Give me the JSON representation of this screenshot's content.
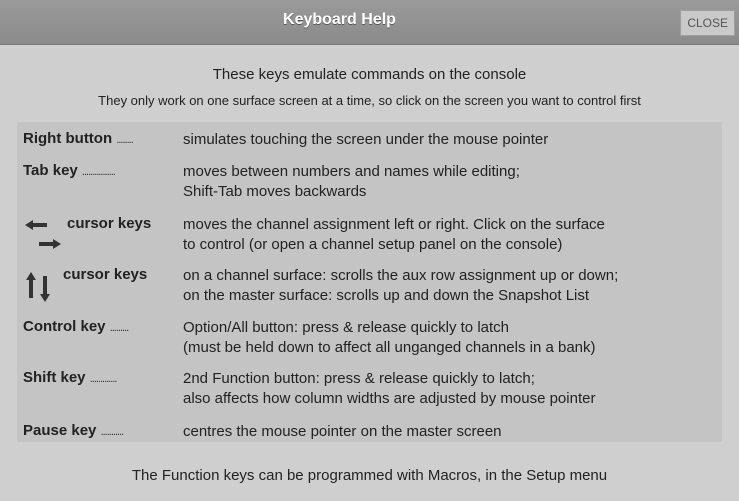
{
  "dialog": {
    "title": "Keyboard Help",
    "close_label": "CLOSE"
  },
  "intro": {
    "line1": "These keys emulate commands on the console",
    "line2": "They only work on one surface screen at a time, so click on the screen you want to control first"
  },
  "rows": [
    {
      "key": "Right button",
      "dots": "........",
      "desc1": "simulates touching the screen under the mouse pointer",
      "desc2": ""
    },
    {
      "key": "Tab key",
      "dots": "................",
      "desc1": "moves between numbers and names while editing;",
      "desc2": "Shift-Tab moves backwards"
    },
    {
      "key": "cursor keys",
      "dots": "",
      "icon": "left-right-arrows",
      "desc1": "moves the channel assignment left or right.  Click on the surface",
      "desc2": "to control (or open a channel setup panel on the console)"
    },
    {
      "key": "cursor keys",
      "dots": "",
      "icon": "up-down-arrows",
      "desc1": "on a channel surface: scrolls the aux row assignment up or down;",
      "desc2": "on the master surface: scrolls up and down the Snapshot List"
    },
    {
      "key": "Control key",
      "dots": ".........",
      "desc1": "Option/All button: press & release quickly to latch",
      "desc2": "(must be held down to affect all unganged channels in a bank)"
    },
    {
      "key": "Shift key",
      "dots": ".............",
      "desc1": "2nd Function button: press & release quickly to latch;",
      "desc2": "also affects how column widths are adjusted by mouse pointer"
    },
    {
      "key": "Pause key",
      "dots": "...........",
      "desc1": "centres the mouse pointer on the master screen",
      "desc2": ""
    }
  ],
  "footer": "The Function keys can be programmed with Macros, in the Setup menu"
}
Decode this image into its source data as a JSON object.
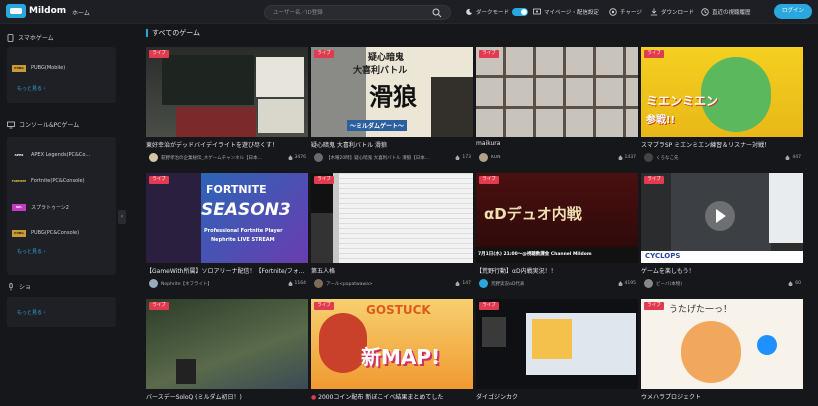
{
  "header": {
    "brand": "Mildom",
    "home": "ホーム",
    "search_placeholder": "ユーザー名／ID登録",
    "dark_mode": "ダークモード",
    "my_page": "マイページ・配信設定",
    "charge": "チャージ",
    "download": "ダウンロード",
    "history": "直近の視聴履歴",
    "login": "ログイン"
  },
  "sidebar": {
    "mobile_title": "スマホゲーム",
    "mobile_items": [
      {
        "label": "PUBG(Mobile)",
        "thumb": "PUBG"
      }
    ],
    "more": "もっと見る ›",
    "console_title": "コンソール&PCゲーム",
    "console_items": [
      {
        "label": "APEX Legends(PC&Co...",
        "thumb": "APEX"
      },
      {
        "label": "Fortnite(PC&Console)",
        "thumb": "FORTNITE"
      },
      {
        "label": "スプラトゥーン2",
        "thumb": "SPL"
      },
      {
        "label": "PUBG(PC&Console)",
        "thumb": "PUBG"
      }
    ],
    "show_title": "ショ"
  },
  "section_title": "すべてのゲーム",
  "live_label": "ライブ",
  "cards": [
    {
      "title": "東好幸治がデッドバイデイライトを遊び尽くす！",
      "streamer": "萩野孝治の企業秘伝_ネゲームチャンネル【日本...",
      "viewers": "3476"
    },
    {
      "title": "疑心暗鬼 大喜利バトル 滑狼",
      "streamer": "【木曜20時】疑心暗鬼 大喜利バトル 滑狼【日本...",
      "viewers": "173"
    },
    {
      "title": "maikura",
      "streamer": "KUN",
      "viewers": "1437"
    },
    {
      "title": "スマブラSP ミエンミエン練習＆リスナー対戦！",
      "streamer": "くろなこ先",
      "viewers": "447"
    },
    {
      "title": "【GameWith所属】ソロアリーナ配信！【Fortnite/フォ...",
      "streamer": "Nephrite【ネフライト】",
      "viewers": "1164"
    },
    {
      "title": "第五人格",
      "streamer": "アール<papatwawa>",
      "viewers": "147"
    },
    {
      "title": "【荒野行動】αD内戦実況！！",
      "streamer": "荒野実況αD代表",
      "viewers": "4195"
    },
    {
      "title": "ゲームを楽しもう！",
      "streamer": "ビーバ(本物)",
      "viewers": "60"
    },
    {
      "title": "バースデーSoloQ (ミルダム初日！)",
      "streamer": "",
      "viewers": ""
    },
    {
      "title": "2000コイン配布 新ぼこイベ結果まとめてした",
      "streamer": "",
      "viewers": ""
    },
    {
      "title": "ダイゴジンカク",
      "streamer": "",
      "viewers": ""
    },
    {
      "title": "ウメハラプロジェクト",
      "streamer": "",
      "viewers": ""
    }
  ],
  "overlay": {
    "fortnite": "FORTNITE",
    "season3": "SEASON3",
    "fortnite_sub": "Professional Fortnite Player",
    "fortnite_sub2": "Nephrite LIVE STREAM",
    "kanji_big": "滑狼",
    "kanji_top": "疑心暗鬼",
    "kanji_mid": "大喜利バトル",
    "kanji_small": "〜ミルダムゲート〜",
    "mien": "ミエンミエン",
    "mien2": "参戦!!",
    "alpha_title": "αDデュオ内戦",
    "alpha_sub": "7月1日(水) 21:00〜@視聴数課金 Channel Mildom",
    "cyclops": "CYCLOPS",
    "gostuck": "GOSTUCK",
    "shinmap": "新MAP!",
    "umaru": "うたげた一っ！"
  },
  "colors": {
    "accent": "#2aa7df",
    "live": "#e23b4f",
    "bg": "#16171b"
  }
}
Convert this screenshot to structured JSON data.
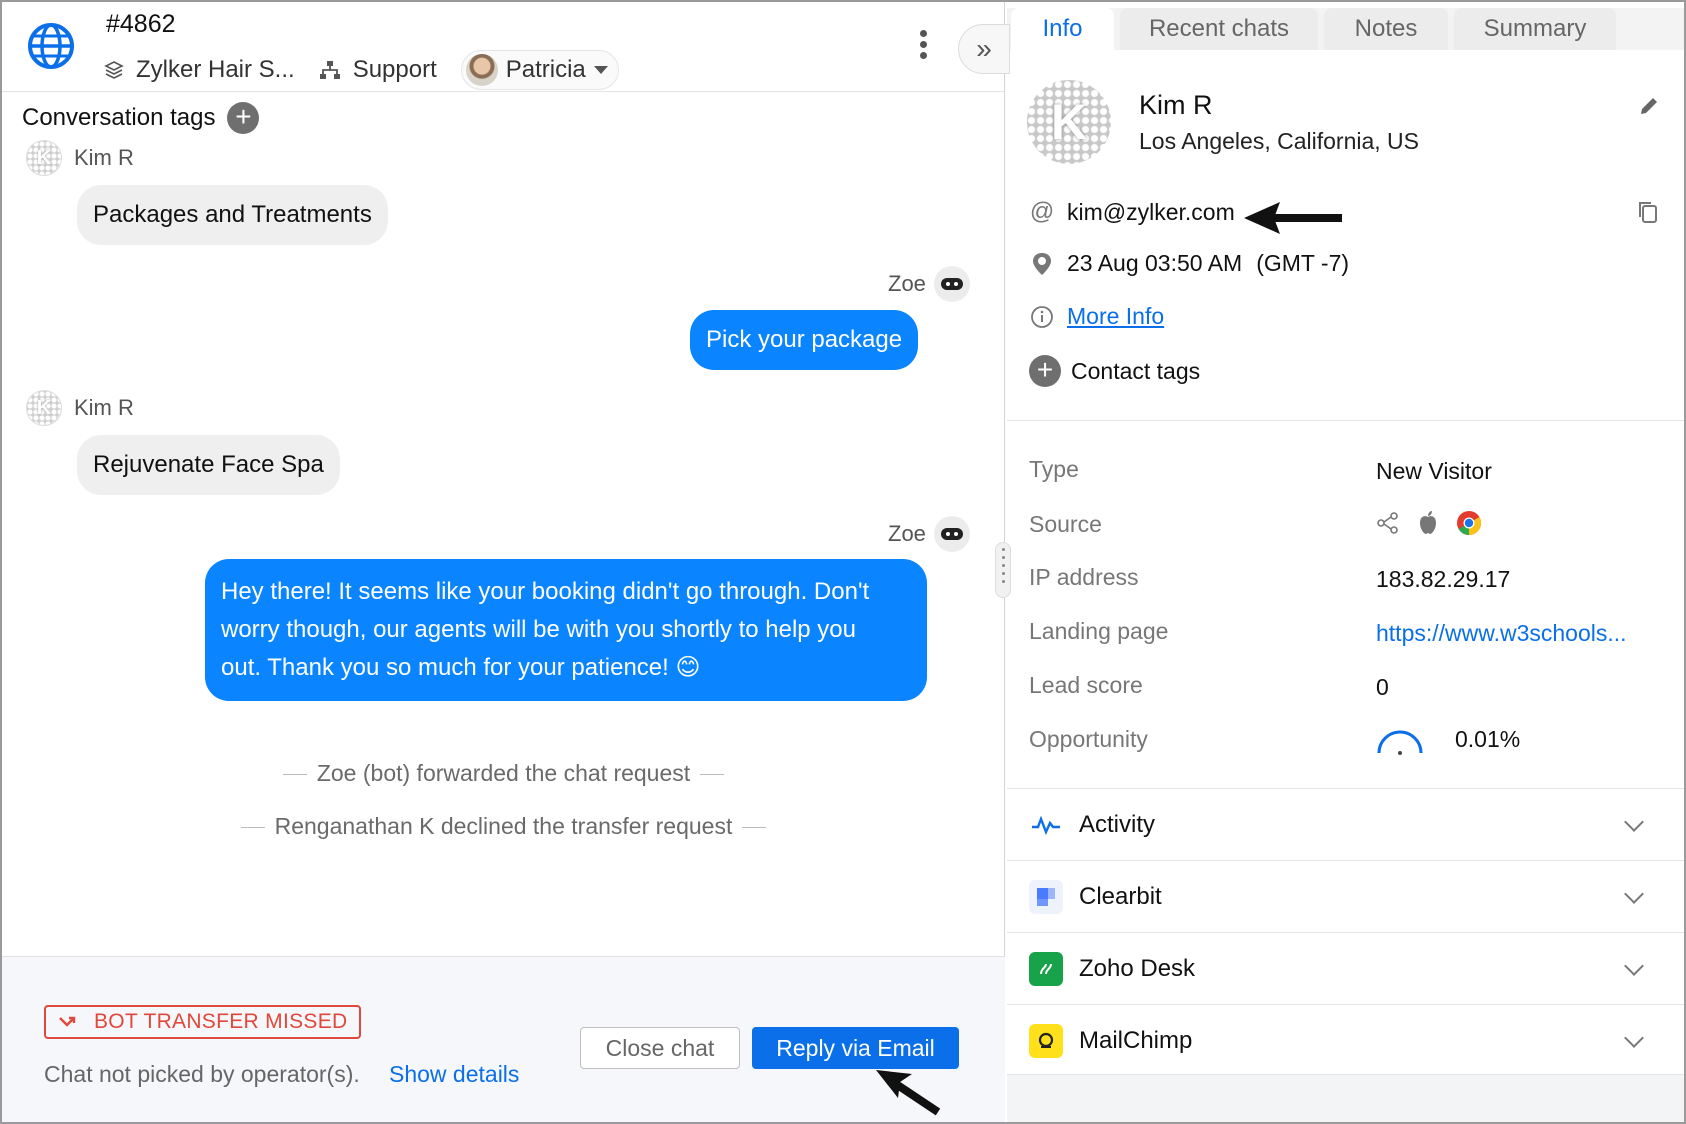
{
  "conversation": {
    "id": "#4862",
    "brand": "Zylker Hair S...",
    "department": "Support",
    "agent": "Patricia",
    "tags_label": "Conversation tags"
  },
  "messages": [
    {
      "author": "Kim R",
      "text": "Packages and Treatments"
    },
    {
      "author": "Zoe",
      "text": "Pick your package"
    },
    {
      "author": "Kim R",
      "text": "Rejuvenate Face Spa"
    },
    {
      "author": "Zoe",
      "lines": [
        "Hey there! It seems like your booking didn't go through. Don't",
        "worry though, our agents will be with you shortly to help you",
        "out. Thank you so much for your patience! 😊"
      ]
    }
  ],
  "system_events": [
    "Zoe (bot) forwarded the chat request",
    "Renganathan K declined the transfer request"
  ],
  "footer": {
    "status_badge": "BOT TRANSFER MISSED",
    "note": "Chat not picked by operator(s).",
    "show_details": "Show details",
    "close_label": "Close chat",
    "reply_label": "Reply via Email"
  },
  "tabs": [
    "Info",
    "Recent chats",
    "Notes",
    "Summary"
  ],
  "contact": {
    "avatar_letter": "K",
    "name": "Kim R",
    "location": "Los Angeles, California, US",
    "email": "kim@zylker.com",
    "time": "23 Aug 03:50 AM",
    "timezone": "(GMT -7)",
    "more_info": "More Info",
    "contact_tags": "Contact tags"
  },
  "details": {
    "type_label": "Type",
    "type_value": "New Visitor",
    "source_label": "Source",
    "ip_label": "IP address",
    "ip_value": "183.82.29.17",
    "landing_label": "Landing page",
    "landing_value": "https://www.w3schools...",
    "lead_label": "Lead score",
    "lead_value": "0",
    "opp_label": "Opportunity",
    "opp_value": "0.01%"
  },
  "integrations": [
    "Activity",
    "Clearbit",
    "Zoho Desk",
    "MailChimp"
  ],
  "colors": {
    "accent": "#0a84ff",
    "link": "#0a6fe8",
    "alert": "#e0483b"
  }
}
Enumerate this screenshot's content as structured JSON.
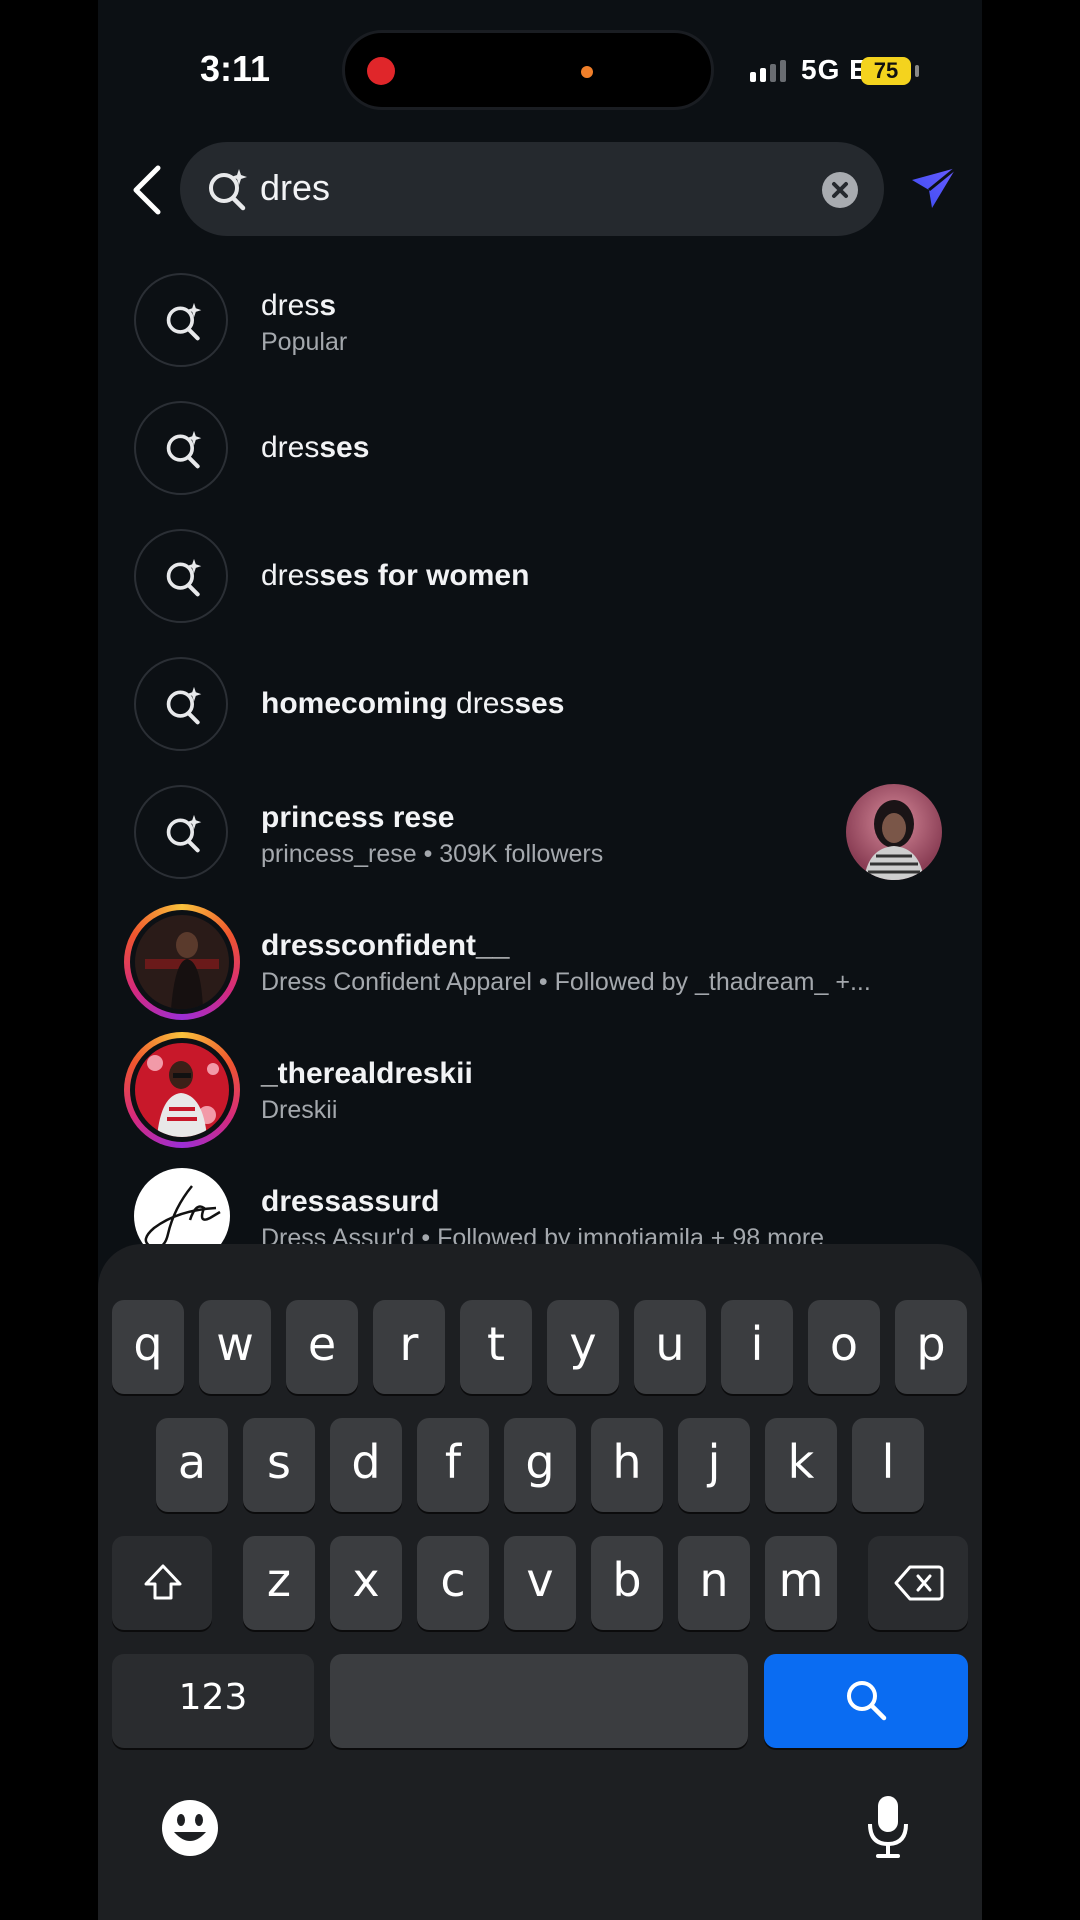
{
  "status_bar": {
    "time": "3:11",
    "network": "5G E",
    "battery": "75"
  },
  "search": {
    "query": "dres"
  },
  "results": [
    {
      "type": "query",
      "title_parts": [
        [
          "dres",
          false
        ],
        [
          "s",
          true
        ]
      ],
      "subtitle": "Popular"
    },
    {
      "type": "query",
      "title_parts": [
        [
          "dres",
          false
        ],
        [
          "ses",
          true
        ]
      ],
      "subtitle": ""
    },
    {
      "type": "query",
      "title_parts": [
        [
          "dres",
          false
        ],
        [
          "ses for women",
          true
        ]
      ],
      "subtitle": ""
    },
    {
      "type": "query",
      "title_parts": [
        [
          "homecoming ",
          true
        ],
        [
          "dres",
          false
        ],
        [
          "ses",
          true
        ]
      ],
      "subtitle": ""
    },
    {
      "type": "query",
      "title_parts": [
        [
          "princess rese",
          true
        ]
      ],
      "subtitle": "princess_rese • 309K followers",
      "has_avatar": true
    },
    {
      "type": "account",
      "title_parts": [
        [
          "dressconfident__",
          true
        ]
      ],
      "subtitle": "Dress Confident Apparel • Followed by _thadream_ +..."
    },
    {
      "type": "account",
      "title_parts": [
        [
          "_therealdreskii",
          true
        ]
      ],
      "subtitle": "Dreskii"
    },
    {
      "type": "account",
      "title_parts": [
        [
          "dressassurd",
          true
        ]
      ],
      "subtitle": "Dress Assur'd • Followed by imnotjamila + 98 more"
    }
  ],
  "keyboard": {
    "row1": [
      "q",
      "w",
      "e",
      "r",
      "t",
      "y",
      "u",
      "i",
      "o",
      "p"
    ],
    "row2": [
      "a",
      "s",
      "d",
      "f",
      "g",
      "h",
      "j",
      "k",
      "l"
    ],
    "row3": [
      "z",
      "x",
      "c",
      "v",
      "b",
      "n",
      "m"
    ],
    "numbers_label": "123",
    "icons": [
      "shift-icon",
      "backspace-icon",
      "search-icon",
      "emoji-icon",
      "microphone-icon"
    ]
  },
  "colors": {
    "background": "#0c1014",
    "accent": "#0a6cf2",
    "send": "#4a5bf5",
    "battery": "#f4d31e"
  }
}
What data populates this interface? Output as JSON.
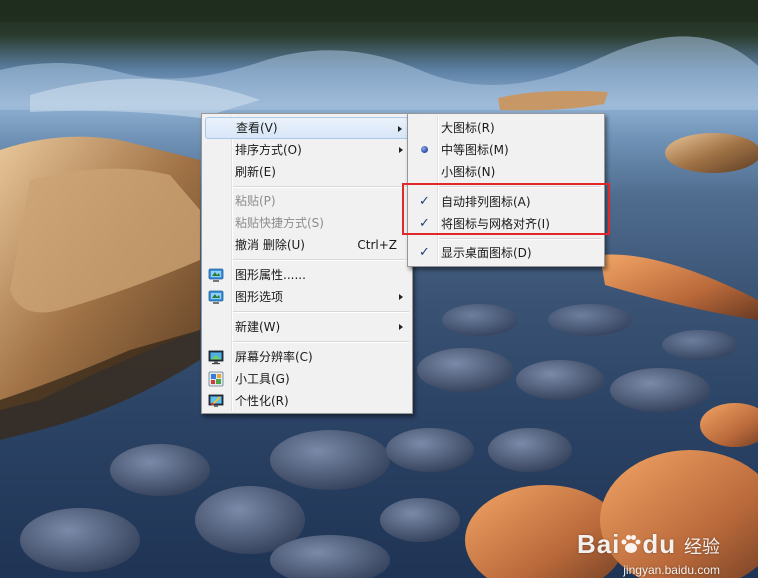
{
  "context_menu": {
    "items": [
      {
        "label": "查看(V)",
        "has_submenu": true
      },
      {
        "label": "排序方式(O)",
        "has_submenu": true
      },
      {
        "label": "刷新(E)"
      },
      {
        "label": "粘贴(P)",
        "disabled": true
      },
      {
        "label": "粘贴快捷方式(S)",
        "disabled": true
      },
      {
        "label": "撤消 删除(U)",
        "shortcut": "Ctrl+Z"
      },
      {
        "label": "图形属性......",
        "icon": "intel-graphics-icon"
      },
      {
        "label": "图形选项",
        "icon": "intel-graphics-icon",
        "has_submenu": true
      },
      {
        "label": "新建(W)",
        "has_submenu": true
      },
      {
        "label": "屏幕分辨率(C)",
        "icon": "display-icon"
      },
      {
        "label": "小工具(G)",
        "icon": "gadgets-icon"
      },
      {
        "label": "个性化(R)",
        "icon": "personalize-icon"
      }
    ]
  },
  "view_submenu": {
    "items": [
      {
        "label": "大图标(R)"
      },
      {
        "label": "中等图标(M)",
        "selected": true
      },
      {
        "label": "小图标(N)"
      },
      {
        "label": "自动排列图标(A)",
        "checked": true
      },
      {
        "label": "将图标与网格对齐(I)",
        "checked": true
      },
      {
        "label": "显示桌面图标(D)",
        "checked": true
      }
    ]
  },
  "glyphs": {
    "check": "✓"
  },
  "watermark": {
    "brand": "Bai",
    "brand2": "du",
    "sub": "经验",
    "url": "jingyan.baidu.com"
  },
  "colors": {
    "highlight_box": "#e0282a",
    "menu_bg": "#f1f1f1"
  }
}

## What to do
For the material, find the number of lines holding the word "release" and give that figure and nothing more.

## Written answer
2